begin Entries provided
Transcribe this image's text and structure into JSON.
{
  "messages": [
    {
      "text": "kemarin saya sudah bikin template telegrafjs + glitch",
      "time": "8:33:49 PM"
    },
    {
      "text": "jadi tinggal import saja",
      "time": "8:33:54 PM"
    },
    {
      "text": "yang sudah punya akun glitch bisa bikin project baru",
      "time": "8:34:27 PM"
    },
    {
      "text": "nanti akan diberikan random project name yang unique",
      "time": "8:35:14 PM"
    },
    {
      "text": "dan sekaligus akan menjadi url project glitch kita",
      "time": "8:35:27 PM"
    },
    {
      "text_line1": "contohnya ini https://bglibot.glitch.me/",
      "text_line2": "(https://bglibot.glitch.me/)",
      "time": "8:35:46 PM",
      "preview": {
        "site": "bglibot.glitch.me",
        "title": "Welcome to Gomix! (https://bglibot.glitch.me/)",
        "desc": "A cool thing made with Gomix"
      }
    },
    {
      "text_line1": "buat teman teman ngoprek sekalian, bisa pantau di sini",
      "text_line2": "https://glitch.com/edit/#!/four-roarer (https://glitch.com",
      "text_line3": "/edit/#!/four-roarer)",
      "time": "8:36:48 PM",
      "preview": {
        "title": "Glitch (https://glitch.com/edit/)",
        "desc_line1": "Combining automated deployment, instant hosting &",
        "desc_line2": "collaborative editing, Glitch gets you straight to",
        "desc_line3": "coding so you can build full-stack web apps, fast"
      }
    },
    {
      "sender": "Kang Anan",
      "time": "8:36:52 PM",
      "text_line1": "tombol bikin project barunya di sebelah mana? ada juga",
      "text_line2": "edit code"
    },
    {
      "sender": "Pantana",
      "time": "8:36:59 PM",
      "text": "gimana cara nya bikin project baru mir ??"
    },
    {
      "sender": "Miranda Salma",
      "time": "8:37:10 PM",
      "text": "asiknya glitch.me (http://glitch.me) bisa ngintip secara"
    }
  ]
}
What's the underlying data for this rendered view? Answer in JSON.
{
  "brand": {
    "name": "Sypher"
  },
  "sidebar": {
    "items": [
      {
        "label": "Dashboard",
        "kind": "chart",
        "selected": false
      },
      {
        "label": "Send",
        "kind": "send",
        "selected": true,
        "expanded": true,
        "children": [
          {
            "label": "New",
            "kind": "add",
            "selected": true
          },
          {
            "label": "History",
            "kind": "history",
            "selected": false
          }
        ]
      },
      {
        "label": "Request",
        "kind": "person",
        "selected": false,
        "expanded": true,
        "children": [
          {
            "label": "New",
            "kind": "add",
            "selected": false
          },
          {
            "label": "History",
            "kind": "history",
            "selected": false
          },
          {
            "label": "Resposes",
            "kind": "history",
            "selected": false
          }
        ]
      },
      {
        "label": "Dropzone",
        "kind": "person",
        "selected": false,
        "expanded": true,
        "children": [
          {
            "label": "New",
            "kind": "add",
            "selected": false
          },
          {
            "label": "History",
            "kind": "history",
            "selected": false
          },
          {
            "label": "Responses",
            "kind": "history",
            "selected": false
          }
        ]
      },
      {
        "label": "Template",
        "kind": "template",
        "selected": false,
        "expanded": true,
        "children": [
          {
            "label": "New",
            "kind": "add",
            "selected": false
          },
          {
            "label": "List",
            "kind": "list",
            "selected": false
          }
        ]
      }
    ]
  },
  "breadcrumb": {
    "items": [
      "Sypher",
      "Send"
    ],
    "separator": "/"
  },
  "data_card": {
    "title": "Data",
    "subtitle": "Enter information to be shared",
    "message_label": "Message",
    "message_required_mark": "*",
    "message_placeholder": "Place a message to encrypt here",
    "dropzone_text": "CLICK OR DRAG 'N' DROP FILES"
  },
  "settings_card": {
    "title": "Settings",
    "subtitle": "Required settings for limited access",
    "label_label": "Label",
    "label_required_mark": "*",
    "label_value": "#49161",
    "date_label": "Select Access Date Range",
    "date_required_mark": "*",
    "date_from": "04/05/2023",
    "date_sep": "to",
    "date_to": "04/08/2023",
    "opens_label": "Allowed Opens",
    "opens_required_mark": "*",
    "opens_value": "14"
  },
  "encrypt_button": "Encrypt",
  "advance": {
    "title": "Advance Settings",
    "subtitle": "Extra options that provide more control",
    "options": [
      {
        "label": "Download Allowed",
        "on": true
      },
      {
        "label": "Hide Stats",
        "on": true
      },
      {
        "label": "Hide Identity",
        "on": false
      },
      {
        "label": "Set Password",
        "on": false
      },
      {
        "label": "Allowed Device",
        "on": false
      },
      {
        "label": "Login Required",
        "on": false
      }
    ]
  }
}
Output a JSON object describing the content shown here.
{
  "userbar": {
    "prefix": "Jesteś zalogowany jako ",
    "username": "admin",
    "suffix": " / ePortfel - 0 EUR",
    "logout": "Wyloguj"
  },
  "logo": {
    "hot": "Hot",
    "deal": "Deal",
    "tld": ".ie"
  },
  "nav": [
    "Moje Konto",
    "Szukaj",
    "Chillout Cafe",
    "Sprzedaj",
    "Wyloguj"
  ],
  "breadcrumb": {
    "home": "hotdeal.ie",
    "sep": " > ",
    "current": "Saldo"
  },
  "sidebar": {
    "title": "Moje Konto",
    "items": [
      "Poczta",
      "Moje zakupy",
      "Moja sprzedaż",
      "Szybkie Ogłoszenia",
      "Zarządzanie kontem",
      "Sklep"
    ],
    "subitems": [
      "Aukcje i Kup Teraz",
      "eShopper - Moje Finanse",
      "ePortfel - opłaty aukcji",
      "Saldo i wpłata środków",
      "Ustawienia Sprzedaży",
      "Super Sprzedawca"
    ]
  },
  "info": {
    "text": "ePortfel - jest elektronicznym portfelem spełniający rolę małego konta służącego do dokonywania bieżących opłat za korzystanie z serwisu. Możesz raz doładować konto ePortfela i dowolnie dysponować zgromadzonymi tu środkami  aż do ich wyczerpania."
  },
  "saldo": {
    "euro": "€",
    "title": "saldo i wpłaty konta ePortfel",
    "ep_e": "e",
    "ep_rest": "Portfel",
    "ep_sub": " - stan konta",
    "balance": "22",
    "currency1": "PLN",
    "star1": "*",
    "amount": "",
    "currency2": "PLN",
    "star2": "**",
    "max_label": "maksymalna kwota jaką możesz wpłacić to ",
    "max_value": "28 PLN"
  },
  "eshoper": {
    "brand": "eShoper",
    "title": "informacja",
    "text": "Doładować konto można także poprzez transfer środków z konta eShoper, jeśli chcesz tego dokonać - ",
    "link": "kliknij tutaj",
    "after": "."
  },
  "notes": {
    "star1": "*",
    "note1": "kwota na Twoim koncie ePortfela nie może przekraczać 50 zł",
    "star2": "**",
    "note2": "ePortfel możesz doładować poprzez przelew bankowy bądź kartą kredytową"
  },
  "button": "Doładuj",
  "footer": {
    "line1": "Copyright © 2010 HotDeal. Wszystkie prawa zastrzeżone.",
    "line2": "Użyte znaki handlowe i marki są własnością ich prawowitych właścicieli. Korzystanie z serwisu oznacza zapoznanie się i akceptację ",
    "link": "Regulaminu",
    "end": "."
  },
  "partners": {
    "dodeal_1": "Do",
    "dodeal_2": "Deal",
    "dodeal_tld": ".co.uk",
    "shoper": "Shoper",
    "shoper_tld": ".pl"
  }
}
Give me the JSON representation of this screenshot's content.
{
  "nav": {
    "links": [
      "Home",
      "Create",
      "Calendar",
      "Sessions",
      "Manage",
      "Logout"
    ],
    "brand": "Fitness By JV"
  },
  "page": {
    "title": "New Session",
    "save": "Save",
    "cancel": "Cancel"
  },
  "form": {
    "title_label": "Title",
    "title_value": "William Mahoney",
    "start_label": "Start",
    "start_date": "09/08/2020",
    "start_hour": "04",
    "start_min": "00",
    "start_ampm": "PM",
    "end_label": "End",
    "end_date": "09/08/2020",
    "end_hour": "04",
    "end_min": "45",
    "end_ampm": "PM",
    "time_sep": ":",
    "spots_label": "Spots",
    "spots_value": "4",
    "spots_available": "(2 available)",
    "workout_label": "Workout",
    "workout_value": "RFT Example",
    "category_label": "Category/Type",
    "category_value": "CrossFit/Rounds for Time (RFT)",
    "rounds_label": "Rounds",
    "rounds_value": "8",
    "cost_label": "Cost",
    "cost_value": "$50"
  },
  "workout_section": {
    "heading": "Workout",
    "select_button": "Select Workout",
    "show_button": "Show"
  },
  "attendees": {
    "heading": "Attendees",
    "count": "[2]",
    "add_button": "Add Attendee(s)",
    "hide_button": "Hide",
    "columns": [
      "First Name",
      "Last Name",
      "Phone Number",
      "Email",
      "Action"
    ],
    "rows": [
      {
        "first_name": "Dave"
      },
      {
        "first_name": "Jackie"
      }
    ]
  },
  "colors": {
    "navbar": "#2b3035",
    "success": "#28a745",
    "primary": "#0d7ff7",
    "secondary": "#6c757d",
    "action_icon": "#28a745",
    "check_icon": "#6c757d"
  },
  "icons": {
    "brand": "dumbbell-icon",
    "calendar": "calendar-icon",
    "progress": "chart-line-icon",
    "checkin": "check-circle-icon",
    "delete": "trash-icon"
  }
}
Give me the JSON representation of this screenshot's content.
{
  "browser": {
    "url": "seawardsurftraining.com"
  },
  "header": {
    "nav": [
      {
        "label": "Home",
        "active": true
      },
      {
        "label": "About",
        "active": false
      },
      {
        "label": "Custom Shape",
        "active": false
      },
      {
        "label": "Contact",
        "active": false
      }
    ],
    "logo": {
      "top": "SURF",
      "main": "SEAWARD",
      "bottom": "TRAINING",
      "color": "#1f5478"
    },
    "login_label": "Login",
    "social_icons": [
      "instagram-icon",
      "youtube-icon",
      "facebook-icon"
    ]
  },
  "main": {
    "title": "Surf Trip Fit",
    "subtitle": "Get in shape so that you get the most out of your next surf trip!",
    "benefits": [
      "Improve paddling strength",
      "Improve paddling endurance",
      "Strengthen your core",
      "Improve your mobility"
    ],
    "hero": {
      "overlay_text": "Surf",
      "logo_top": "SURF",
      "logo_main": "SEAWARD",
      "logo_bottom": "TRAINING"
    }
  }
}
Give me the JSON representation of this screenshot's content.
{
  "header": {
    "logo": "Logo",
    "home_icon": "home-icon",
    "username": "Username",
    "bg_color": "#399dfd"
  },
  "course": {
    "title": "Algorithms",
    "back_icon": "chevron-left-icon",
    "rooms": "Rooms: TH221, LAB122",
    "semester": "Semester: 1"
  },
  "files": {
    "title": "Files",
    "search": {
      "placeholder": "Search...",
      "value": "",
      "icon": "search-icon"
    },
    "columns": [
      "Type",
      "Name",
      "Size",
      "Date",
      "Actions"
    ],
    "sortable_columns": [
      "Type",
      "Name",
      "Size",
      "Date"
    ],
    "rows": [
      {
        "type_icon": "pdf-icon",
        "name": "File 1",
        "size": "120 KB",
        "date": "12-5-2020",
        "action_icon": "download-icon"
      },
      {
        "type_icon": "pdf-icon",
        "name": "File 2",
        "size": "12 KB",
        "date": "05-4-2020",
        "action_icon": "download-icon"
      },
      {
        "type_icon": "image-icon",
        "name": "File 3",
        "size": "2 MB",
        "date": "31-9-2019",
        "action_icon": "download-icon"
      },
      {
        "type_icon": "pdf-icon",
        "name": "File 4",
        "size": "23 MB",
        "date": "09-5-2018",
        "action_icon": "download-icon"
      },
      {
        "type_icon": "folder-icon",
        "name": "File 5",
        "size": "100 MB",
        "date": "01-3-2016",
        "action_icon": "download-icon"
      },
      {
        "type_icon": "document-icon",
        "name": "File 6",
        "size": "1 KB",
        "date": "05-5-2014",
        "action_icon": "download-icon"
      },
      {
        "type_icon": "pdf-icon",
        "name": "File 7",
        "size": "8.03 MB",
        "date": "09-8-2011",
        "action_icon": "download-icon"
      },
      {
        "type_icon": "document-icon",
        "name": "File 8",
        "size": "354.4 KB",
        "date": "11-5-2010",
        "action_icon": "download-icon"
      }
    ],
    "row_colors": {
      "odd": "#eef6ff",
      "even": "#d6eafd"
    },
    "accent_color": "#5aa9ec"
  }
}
end Entries provided
* _Your objective_
Check each line of the entries above, and show every one holding the word "kwota".

* _Solution to the problem_
    "max_label": "maksymalna kwota jaką możesz wpłacić to ",
    "note1": "kwota na Twoim koncie ePortfela nie może przekraczać 50 zł",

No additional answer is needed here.